### WHAT THE EXERCISE ASKS
Sift the material for lines containing "denominador", and return them.
## Start DATA IN THIS EXERCISE
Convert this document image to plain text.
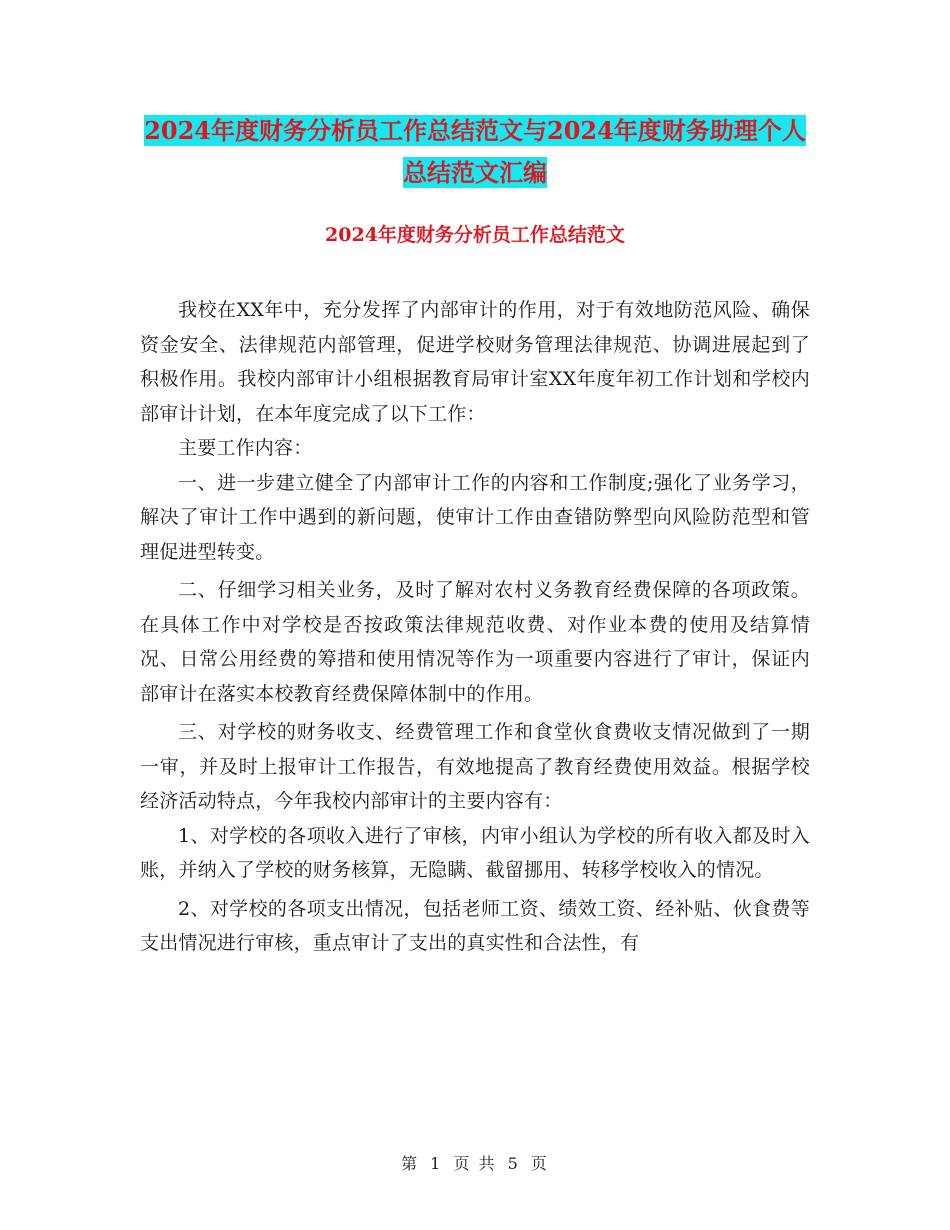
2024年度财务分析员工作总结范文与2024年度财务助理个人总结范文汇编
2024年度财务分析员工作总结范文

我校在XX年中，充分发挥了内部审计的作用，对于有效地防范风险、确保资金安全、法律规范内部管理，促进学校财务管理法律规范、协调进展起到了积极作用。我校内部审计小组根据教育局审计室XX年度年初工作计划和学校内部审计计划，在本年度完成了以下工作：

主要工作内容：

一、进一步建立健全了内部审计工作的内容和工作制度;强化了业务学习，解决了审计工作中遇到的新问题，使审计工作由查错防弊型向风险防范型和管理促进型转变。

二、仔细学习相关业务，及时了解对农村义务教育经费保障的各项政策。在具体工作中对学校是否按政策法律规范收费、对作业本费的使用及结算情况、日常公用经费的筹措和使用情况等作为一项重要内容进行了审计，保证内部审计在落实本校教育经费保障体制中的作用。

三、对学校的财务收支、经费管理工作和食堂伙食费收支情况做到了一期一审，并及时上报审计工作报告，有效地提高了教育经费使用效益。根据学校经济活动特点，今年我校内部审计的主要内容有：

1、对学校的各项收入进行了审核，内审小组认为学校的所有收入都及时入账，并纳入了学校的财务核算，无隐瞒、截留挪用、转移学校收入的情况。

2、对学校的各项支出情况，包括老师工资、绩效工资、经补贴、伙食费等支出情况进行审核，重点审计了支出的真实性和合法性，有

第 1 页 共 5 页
## End DATA IN THIS EXERCISE
## Start DATA IN THIS EXERCISE
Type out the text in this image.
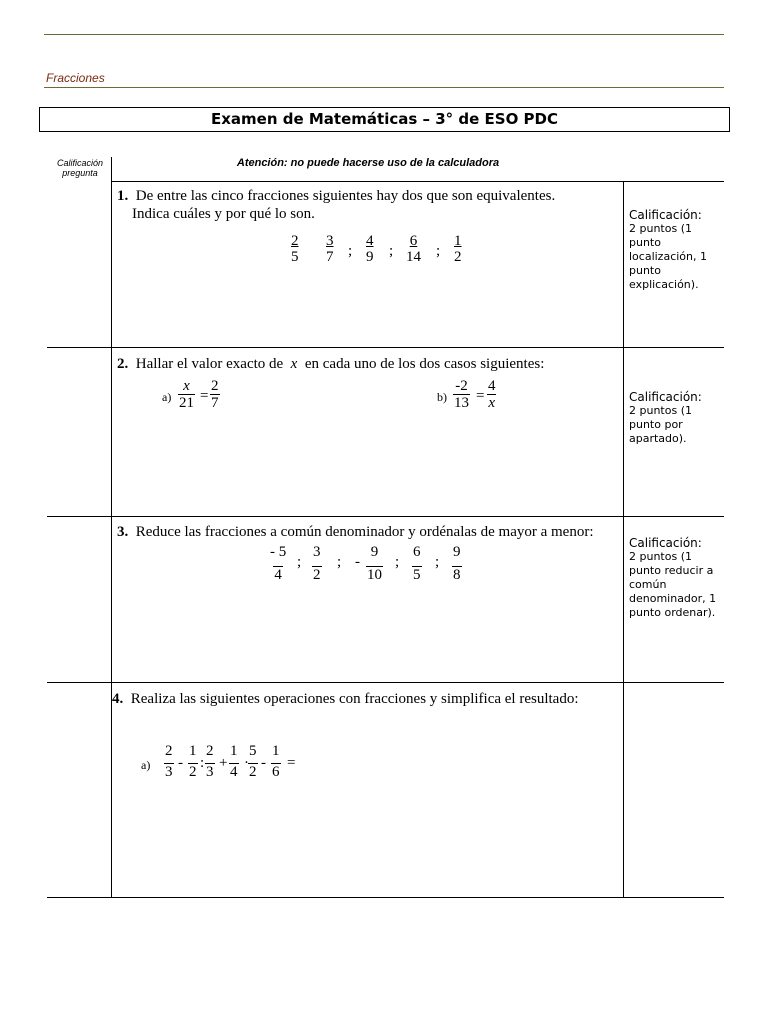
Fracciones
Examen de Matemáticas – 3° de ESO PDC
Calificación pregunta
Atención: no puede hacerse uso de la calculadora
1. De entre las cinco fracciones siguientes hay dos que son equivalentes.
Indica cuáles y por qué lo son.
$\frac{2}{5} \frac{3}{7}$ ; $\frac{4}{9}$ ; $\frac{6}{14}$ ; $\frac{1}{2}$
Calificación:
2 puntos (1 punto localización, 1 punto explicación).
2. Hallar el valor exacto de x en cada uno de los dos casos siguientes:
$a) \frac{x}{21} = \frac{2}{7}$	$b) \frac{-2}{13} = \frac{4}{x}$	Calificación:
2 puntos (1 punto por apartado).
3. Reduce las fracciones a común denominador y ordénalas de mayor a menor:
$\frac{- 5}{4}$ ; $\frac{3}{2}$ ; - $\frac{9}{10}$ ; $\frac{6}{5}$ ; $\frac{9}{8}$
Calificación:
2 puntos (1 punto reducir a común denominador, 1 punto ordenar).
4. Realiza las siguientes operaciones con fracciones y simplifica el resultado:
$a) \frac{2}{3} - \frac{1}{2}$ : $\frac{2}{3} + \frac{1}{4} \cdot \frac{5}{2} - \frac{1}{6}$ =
## End DATA IN THIS EXERCISE
### SOLUTION
3. Reduce las fracciones a común denominador y ordénalas de mayor a menor:
2 puntos (1 punto reducir a común denominador, 1 punto ordenar).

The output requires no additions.